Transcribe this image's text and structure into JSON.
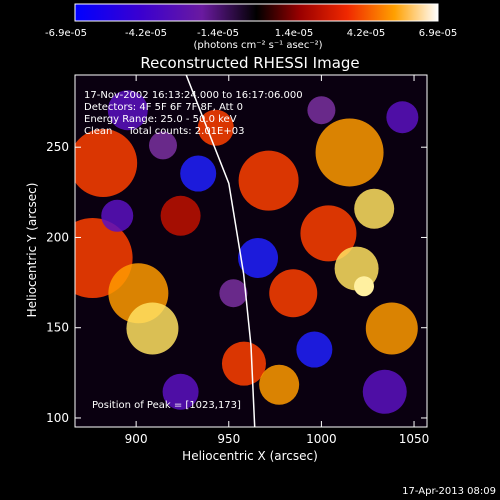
{
  "colorbar": {
    "tick_labels": [
      "-6.9e-05",
      "-4.2e-05",
      "-1.4e-05",
      "1.4e-05",
      "4.2e-05",
      "6.9e-05"
    ],
    "unit_label": "(photons cm⁻² s⁻¹ asec⁻²)",
    "range": [
      -6.9e-05,
      6.9e-05
    ],
    "colors": [
      "#0000ff",
      "#3a00c0",
      "#6a1aa0",
      "#000000",
      "#8a0000",
      "#e02000",
      "#ff8000",
      "#ffff60",
      "#ffffff"
    ]
  },
  "chart_data": {
    "type": "heatmap",
    "title": "Reconstructed RHESSI Image",
    "xlabel": "Heliocentric X (arcsec)",
    "ylabel": "Heliocentric Y (arcsec)",
    "xlim": [
      867,
      1057
    ],
    "ylim": [
      95,
      290
    ],
    "x_ticks": [
      900,
      950,
      1000,
      1050
    ],
    "y_ticks": [
      100,
      150,
      200,
      250
    ],
    "annotations": [
      "17-Nov-2002 16:13:24.000 to 16:17:06.000",
      "Detectors: 4F 5F 6F 7F 8F, Att 0",
      "Energy Range: 25.0 - 50.0 keV",
      "Clean     Total counts: 2.01E+03"
    ],
    "peak_label": "Position of Peak = [1023,173]",
    "peak": [
      1023,
      173
    ],
    "limb_line": [
      [
        927,
        290
      ],
      [
        950,
        230
      ],
      [
        958,
        180
      ],
      [
        962,
        140
      ],
      [
        964,
        95
      ]
    ]
  },
  "footer": {
    "timestamp": "17-Apr-2013 08:09"
  }
}
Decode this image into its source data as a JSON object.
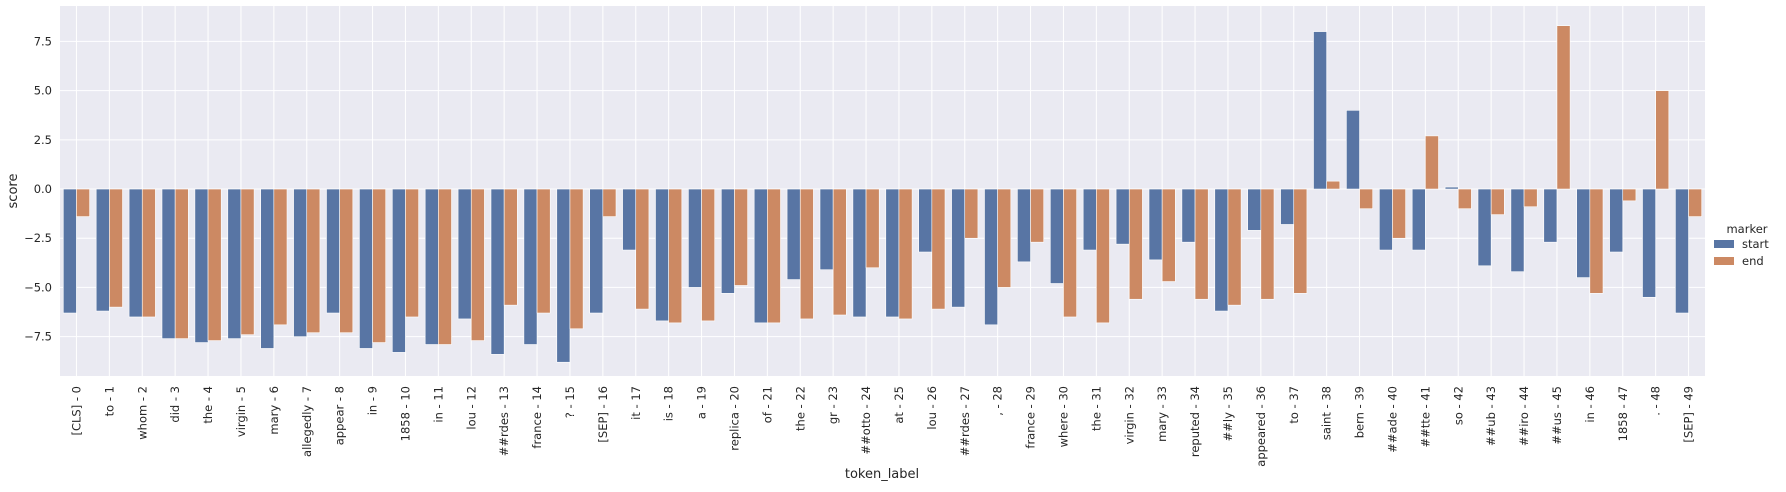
{
  "chart_data": {
    "type": "bar",
    "xlabel": "token_label",
    "ylabel": "score",
    "ylim": [
      -9.5,
      9.3
    ],
    "yticks": [
      -7.5,
      -5.0,
      -2.5,
      0.0,
      2.5,
      5.0,
      7.5
    ],
    "ytick_labels": [
      "−7.5",
      "−5.0",
      "−2.5",
      "0.0",
      "2.5",
      "5.0",
      "7.5"
    ],
    "grid": true,
    "legend_position": "right",
    "legend_title": "marker",
    "categories": [
      "[CLS] - 0",
      "to - 1",
      "whom - 2",
      "did - 3",
      "the - 4",
      "virgin - 5",
      "mary - 6",
      "allegedly - 7",
      "appear - 8",
      "in - 9",
      "1858 - 10",
      "in - 11",
      "lou - 12",
      "##rdes - 13",
      "france - 14",
      "? - 15",
      "[SEP] - 16",
      "it - 17",
      "is - 18",
      "a - 19",
      "replica - 20",
      "of - 21",
      "the - 22",
      "gr - 23",
      "##otto - 24",
      "at - 25",
      "lou - 26",
      "##rdes - 27",
      ", - 28",
      "france - 29",
      "where - 30",
      "the - 31",
      "virgin - 32",
      "mary - 33",
      "reputed - 34",
      "##ly - 35",
      "appeared - 36",
      "to - 37",
      "saint - 38",
      "bern - 39",
      "##ade - 40",
      "##tte - 41",
      "so - 42",
      "##ub - 43",
      "##iro - 44",
      "##us - 45",
      "in - 46",
      "1858 - 47",
      ". - 48",
      "[SEP] - 49"
    ],
    "series": [
      {
        "name": "start",
        "color": "#5875a4",
        "values": [
          -6.3,
          -6.2,
          -6.5,
          -7.6,
          -7.8,
          -7.6,
          -8.1,
          -7.5,
          -6.3,
          -8.1,
          -8.3,
          -7.9,
          -6.6,
          -8.4,
          -7.9,
          -8.8,
          -6.3,
          -3.1,
          -6.7,
          -5.0,
          -5.3,
          -6.8,
          -4.6,
          -4.1,
          -6.5,
          -6.5,
          -3.2,
          -6.0,
          -6.9,
          -3.7,
          -4.8,
          -3.1,
          -2.8,
          -3.6,
          -2.7,
          -6.2,
          -2.1,
          -1.8,
          8.0,
          4.0,
          -3.1,
          -3.1,
          0.1,
          -3.9,
          -4.2,
          -2.7,
          -4.5,
          -3.2,
          -5.5,
          -6.3
        ]
      },
      {
        "name": "end",
        "color": "#cc8963",
        "values": [
          -1.4,
          -6.0,
          -6.5,
          -7.6,
          -7.7,
          -7.4,
          -6.9,
          -7.3,
          -7.3,
          -7.8,
          -6.5,
          -7.9,
          -7.7,
          -5.9,
          -6.3,
          -7.1,
          -1.4,
          -6.1,
          -6.8,
          -6.7,
          -4.9,
          -6.8,
          -6.6,
          -6.4,
          -4.0,
          -6.6,
          -6.1,
          -2.5,
          -5.0,
          -2.7,
          -6.5,
          -6.8,
          -5.6,
          -4.7,
          -5.6,
          -5.9,
          -5.6,
          -5.3,
          0.4,
          -1.0,
          -2.5,
          2.7,
          -1.0,
          -1.3,
          -0.9,
          8.3,
          -5.3,
          -0.6,
          5.0,
          -1.4
        ]
      }
    ]
  }
}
=-=-=
▶ [Instructions for the task]: Repeat the material verbatim. Do not carry over any picture.

▶ [Response to this exercise]:
Transcribe this image's text and structure into JSON.
{
  "colorbar": {
    "tick_labels": [
      "-6.9e-05",
      "-4.2e-05",
      "-1.4e-05",
      "1.4e-05",
      "4.2e-05",
      "6.9e-05"
    ],
    "unit_label": "(photons cm⁻² s⁻¹ asec⁻²)",
    "range": [
      -6.9e-05,
      6.9e-05
    ],
    "colors": [
      "#0000ff",
      "#3a00c0",
      "#6a1aa0",
      "#000000",
      "#8a0000",
      "#e02000",
      "#ff8000",
      "#ffff60",
      "#ffffff"
    ]
  },
  "chart_data": {
    "type": "heatmap",
    "title": "Reconstructed RHESSI Image",
    "xlabel": "Heliocentric X (arcsec)",
    "ylabel": "Heliocentric Y (arcsec)",
    "xlim": [
      867,
      1057
    ],
    "ylim": [
      95,
      290
    ],
    "x_ticks": [
      900,
      950,
      1000,
      1050
    ],
    "y_ticks": [
      100,
      150,
      200,
      250
    ],
    "annotations": [
      "17-Nov-2002 16:13:24.000 to 16:17:06.000",
      "Detectors: 4F 5F 6F 7F 8F, Att 0",
      "Energy Range: 25.0 - 50.0 keV",
      "Clean     Total counts: 2.01E+03"
    ],
    "peak_label": "Position of Peak = [1023,173]",
    "peak": [
      1023,
      173
    ],
    "limb_line": [
      [
        927,
        290
      ],
      [
        950,
        230
      ],
      [
        958,
        180
      ],
      [
        962,
        140
      ],
      [
        964,
        95
      ]
    ]
  },
  "footer": {
    "timestamp": "17-Apr-2013 08:09"
  }
}
Decode this image into its source data as a JSON object.
{
  "chart_data": {
    "type": "bar",
    "xlabel": "token_label",
    "ylabel": "score",
    "ylim": [
      -9.5,
      9.3
    ],
    "yticks": [
      -7.5,
      -5.0,
      -2.5,
      0.0,
      2.5,
      5.0,
      7.5
    ],
    "ytick_labels": [
      "−7.5",
      "−5.0",
      "−2.5",
      "0.0",
      "2.5",
      "5.0",
      "7.5"
    ],
    "grid": true,
    "legend_position": "right",
    "legend_title": "marker",
    "categories": [
      "[CLS] - 0",
      "to - 1",
      "whom - 2",
      "did - 3",
      "the - 4",
      "virgin - 5",
      "mary - 6",
      "allegedly - 7",
      "appear - 8",
      "in - 9",
      "1858 - 10",
      "in - 11",
      "lou - 12",
      "##rdes - 13",
      "france - 14",
      "? - 15",
      "[SEP] - 16",
      "it - 17",
      "is - 18",
      "a - 19",
      "replica - 20",
      "of - 21",
      "the - 22",
      "gr - 23",
      "##otto - 24",
      "at - 25",
      "lou - 26",
      "##rdes - 27",
      ", - 28",
      "france - 29",
      "where - 30",
      "the - 31",
      "virgin - 32",
      "mary - 33",
      "reputed - 34",
      "##ly - 35",
      "appeared - 36",
      "to - 37",
      "saint - 38",
      "bern - 39",
      "##ade - 40",
      "##tte - 41",
      "so - 42",
      "##ub - 43",
      "##iro - 44",
      "##us - 45",
      "in - 46",
      "1858 - 47",
      ". - 48",
      "[SEP] - 49"
    ],
    "series": [
      {
        "name": "start",
        "color": "#5875a4",
        "values": [
          -6.3,
          -6.2,
          -6.5,
          -7.6,
          -7.8,
          -7.6,
          -8.1,
          -7.5,
          -6.3,
          -8.1,
          -8.3,
          -7.9,
          -6.6,
          -8.4,
          -7.9,
          -8.8,
          -6.3,
          -3.1,
          -6.7,
          -5.0,
          -5.3,
          -6.8,
          -4.6,
          -4.1,
          -6.5,
          -6.5,
          -3.2,
          -6.0,
          -6.9,
          -3.7,
          -4.8,
          -3.1,
          -2.8,
          -3.6,
          -2.7,
          -6.2,
          -2.1,
          -1.8,
          8.0,
          4.0,
          -3.1,
          -3.1,
          0.1,
          -3.9,
          -4.2,
          -2.7,
          -4.5,
          -3.2,
          -5.5,
          -6.3
        ]
      },
      {
        "name": "end",
        "color": "#cc8963",
        "values": [
          -1.4,
          -6.0,
          -6.5,
          -7.6,
          -7.7,
          -7.4,
          -6.9,
          -7.3,
          -7.3,
          -7.8,
          -6.5,
          -7.9,
          -7.7,
          -5.9,
          -6.3,
          -7.1,
          -1.4,
          -6.1,
          -6.8,
          -6.7,
          -4.9,
          -6.8,
          -6.6,
          -6.4,
          -4.0,
          -6.6,
          -6.1,
          -2.5,
          -5.0,
          -2.7,
          -6.5,
          -6.8,
          -5.6,
          -4.7,
          -5.6,
          -5.9,
          -5.6,
          -5.3,
          0.4,
          -1.0,
          -2.5,
          2.7,
          -1.0,
          -1.3,
          -0.9,
          8.3,
          -5.3,
          -0.6,
          5.0,
          -1.4
        ]
      }
    ]
  }
}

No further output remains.